— START —

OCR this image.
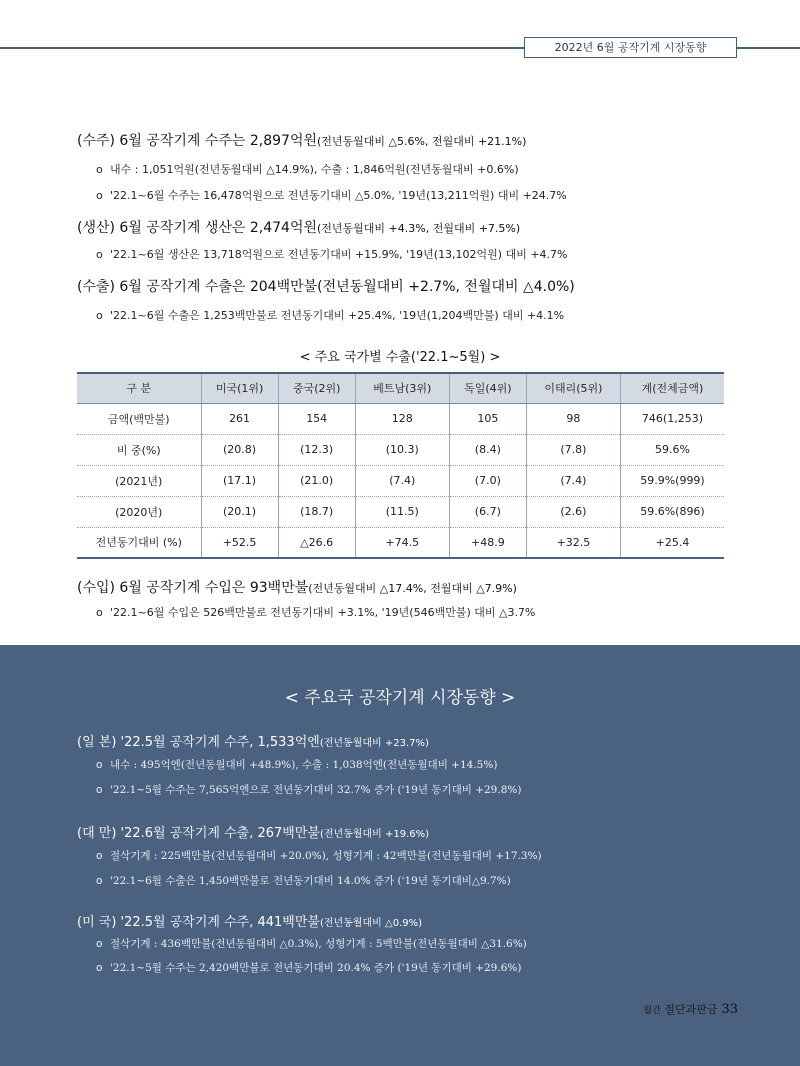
2022년 6월 공작기계 시장동향
(수주) 6월 공작기계 수주는 2,897억원(전년동월대비 △5.6%, 전월대비 +21.1%)
o 내수 : 1,051억원(전년동월대비 △14.9%), 수출 : 1,846억원(전년동월대비 +0.6%)
o '22.1~6월 수주는 16,478억원으로 전년동기대비 △5.0%, '19년(13,211억원) 대비 +24.7%
(생산) 6월 공작기계 생산은 2,474억원(전년동월대비 +4.3%, 전월대비 +7.5%)
o '22.1~6월 생산은 13,718억원으로 전년동기대비 +15.9%, '19년(13,102억원) 대비 +4.7%
(수출) 6월 공작기계 수출은 204백만불(전년동월대비 +2.7%, 전월대비 △4.0%)
o '22.1~6월 수출은 1,253백만불로 전년동기대비 +25.4%, '19년(1,204백만불) 대비 +4.1%
< 주요 국가별 수출('22.1~5월) >
구 분	미국(1위)	중국(2위)	베트남(3위)	독일(4위)	이태리(5위)	계(전체금액)
금액(백만불)	261	154	128	105	98	746(1,253)
비 중(%)	(20.8)	(12.3)	(10.3)	(8.4)	(7.8)	59.6%
(2021년)	(17.1)	(21.0)	(7.4)	(7.0)	(7.4)	59.9%(999)
(2020년)	(20.1)	(18.7)	(11.5)	(6.7)	(2.6)	59.6%(896)
전년동기대비 (%)	+52.5	△26.6	+74.5	+48.9	+32.5	+25.4
(수입) 6월 공작기계 수입은 93백만불(전년동월대비 △17.4%, 전월대비 △7.9%)
o '22.1~6월 수입은 526백만불로 전년동기대비 +3.1%, '19년(546백만불) 대비 △3.7%
< 주요국 공작기계 시장동향 >
(일 본) '22.5월 공작기계 수주, 1,533억엔(전년동월대비 +23.7%)
o 내수 : 495억엔(전년동월대비 +48.9%), 수출 : 1,038억엔(전년동월대비 +14.5%)
o '22.1~5월 수주는 7,565억엔으로 전년동기대비 32.7% 증가 ('19년 동기대비 +29.8%)
(대 만) '22.6월 공작기계 수출, 267백만불(전년동월대비 +19.6%)
o 절삭기계 : 225백만불(전년동월대비 +20.0%), 성형기계 : 42백만불(전년동월대비 +17.3%)
o '22.1~6월 수출은 1,450백만불로 전년동기대비 14.0% 증가 ('19년 동기대비△9.7%)
(미 국) '22.5월 공작기계 수주, 441백만불(전년동월대비 △0.9%)
o 절삭기계 : 436백만불(전년동월대비 △0.3%), 성형기계 : 5백만불(전년동월대비 △31.6%)
o '22.1~5월 수주는 2,420백만불로 전년동기대비 20.4% 증가 ('19년 동기대비 +29.6%)
월간 절단과판금 33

— END —

STATED PROBLEM - Set down every entry word for word, but omit the pictures.

ANSWER TO THIS EXERCISE -
OCR this image.
2022년 6월 공작기계 시장동향
(수주) 6월 공작기계 수주는 2,897억원(전년동월대비 △5.6%, 전월대비 +21.1%)
o 내수 : 1,051억원(전년동월대비 △14.9%), 수출 : 1,846억원(전년동월대비 +0.6%)
o '22.1~6월 수주는 16,478억원으로 전년동기대비 △5.0%, '19년(13,211억원) 대비 +24.7%
(생산) 6월 공작기계 생산은 2,474억원(전년동월대비 +4.3%, 전월대비 +7.5%)
o '22.1~6월 생산은 13,718억원으로 전년동기대비 +15.9%, '19년(13,102억원) 대비 +4.7%
(수출) 6월 공작기계 수출은 204백만불(전년동월대비 +2.7%, 전월대비 △4.0%)
o '22.1~6월 수출은 1,253백만불로 전년동기대비 +25.4%, '19년(1,204백만불) 대비 +4.1%
< 주요 국가별 수출('22.1~5월) >
구 분	미국(1위)	중국(2위)	베트남(3위)	독일(4위)	이태리(5위)	계(전체금액)
금액(백만불)	261	154	128	105	98	746(1,253)
비 중(%)	(20.8)	(12.3)	(10.3)	(8.4)	(7.8)	59.6%
(2021년)	(17.1)	(21.0)	(7.4)	(7.0)	(7.4)	59.9%(999)
(2020년)	(20.1)	(18.7)	(11.5)	(6.7)	(2.6)	59.6%(896)
전년동기대비 (%)	+52.5	△26.6	+74.5	+48.9	+32.5	+25.4
(수입) 6월 공작기계 수입은 93백만불(전년동월대비 △17.4%, 전월대비 △7.9%)
o '22.1~6월 수입은 526백만불로 전년동기대비 +3.1%, '19년(546백만불) 대비 △3.7%
< 주요국 공작기계 시장동향 >
(일 본) '22.5월 공작기계 수주, 1,533억엔(전년동월대비 +23.7%)
o 내수 : 495억엔(전년동월대비 +48.9%), 수출 : 1,038억엔(전년동월대비 +14.5%)
o '22.1~5월 수주는 7,565억엔으로 전년동기대비 32.7% 증가 ('19년 동기대비 +29.8%)
(대 만) '22.6월 공작기계 수출, 267백만불(전년동월대비 +19.6%)
o 절삭기계 : 225백만불(전년동월대비 +20.0%), 성형기계 : 42백만불(전년동월대비 +17.3%)
o '22.1~6월 수출은 1,450백만불로 전년동기대비 14.0% 증가 ('19년 동기대비△9.7%)
(미 국) '22.5월 공작기계 수주, 441백만불(전년동월대비 △0.9%)
o 절삭기계 : 436백만불(전년동월대비 △0.3%), 성형기계 : 5백만불(전년동월대비 △31.6%)
o '22.1~5월 수주는 2,420백만불로 전년동기대비 20.4% 증가 ('19년 동기대비 +29.6%)
월간 절단과판금 33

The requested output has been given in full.